▶ Document:
Time for Change
With so much happening around the world right now it’s hard to keep up with everything. The media are flat out covering revolutions and natural disasters in the likes of Tunisia, Japan, Egypt, Syria, Haiti and New Zealand. Modern technology delivers us to the very chaotic streets where the fighting or tragedy is, sometimes in real time. We are transported into the homes of those struggling for freedom or survival.
The media knows we connect better with personal stories. They know we are more likely to tune in when the story is broken down to individual families, mothers, fathers, brothers and sisters. Like privileged, close friends our TV sets allow us to sit in the living rooms of others listening to painful heart wrenching cries for freedom from people we have never met. From the comfort of our own home we hear voices translated from other tongues while our minds struggle to understand the magnitude of pain, suffering and loss.
Voices from revolutions and tragedies will always fill our minds. But, unless we are actually part of the event we’ll move on, surprisingly quickly. There will always be new stories to listen to; other fathers, mothers, brothers and sisters out there who will invite us into their lives. It’s like watching a new Hollywood movie. We watch, talk about how good or bad it was, and then go and watch the next one because there’s always a new one to see. The media always moves on to the latest and greatest and so do we.
While it’s true we move on, we do respond. When tragedy hits the media gather quickly, beam it into our homes and the world responds. We heard the cries from Haiti as if they were our next door neighbours. Their stories grabbed our hearts and minds and we, the rest of the world, responded quickly with donations, relief and resources. In the last 12 months I’ve met countless people who have actually gone to Haiti and helped in whatever way they could. And I want to say – good on us – we the citizens of the world have rallied on behalf of our fellow human beings.
It’s hard to find Haiti in the news now though, even though the rebuilding of lives and property still goes on. Christchurch, the next cab on the ramp, came along and caught our attention. Immediately teams from around the world dropped in and helped with rescue and cleanup. They were amazing. But, now the teams are gone and so is the hope that the international community might in a significant way contribute financially to rebuilding the city. All eyes are now on Japan and the massive recovery and rebuilding there. You see, we respond to the latest and greatest – we dig, sometimes deep, into our pockets in times of sudden tragedy and crisis.
We’re not so good, however, at responding to tragedies that have always been there. The media won’t cover them with the same enthusiasm because it’s the sudden things that make us stop, watch, listen and read. The media’s aim is to get us to watch their news channel, read their newspaper or magazine, or click on their website. Air time is given to events that are more likely to grab our attention. Give the customer what they want. Business is business. Sadly, ongoing or old tragedies are not so good for business. We, the customers have grown used to living with things in our world that are absolutely dreadful and it’s either become normal for us or because we choose to remain ignorant.

▶ Given problem A:
Rewrite the essay starting at "We’re not so" and ending at "to remain ignorant.", changing "news channel" to "TV station".
▶ Given problem B:
In the essay, which city is described as "the next cab on the ramp"?

▶ Dataset excerpts:
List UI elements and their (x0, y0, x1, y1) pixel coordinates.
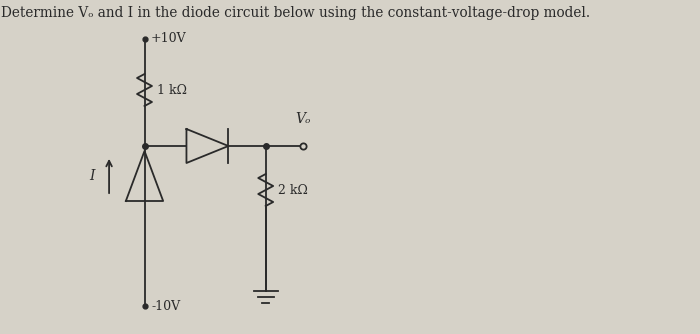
Text: 1 kΩ: 1 kΩ (157, 84, 187, 97)
Text: Determine Vₒ and I in the diode circuit below using the constant-voltage-drop mo: Determine Vₒ and I in the diode circuit … (1, 6, 590, 20)
Text: Vₒ: Vₒ (295, 112, 311, 126)
Text: -10V: -10V (151, 300, 180, 313)
Text: 2 kΩ: 2 kΩ (278, 183, 308, 196)
Text: +10V: +10V (151, 32, 187, 45)
Text: I: I (90, 169, 95, 183)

▶ Worked solution A:
We’re not so good, however, at responding to tragedies that have always been there. The media won’t cover them with the same enthusiasm because it’s the sudden things that make us stop, watch, listen and read. The media’s aim is to get us to watch their TV station, read their newspaper or magazine, or click on their website. Air time is given to events that are more likely to grab our attention. Give the customer what they want. Business is business. Sadly, ongoing or old tragedies are not so good for business. We, the customers have grown used to living with things in our world that are absolutely dreadful and it’s either become normal for us or because we choose to remain ignorant.

▶ Worked solution B:
Christchurch